• Instructions for the task
Pick out every line with the word "宁波市图书馆" and copy it.

>> Begin Exercise inputs

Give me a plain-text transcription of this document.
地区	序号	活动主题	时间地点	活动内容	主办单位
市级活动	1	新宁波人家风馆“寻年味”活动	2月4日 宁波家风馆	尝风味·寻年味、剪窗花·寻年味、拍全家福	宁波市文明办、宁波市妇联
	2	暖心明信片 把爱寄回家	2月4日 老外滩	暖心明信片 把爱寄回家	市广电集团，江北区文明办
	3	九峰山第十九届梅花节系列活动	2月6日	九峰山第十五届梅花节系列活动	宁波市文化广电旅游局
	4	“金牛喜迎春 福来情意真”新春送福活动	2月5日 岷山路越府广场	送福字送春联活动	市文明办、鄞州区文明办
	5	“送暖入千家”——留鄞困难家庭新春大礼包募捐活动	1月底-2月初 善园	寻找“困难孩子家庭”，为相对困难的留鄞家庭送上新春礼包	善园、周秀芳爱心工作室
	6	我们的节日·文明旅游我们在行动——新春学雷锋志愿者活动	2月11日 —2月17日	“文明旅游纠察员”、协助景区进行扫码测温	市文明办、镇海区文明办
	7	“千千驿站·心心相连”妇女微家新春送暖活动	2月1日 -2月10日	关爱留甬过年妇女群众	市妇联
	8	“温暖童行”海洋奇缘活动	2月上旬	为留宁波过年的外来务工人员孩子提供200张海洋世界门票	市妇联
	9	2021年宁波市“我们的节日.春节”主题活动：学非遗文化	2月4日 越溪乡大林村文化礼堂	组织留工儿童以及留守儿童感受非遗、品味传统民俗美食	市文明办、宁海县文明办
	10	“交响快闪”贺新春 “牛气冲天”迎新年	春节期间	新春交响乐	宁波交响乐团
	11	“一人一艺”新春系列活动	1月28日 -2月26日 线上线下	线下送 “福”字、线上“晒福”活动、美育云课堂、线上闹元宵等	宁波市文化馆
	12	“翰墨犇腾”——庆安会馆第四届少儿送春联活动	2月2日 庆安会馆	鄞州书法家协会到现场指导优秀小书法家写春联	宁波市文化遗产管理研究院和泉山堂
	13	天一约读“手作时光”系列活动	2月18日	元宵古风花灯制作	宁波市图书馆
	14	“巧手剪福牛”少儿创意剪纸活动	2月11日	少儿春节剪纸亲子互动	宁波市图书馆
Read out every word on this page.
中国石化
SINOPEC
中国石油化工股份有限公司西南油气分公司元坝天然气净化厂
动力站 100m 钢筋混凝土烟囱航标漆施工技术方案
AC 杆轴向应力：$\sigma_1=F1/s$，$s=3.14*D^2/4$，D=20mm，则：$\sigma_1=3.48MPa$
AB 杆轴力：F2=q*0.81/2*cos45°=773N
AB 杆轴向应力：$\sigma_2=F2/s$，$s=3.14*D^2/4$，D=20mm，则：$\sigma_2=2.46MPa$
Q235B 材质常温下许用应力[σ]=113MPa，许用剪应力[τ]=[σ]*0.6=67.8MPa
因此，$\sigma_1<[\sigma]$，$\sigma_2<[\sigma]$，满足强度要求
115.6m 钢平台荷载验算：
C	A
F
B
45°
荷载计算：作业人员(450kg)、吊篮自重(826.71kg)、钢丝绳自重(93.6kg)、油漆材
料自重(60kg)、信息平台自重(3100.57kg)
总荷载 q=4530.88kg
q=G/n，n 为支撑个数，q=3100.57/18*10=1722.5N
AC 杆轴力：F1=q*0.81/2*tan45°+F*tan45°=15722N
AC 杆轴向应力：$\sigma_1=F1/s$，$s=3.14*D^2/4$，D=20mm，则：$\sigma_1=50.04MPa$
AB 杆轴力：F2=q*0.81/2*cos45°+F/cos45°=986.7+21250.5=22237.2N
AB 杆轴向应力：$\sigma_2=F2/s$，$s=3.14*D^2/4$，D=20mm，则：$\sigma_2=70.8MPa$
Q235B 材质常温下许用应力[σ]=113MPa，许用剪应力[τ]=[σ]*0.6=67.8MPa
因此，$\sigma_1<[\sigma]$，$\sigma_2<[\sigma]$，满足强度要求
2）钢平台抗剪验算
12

>> End Exercise inputs

• Result of the exercise
	13	天一约读“手作时光”系列活动	2月18日	元宵古风花灯制作	宁波市图书馆
	14	“巧手剪福牛”少儿创意剪纸活动	2月11日	少儿春节剪纸亲子互动	宁波市图书馆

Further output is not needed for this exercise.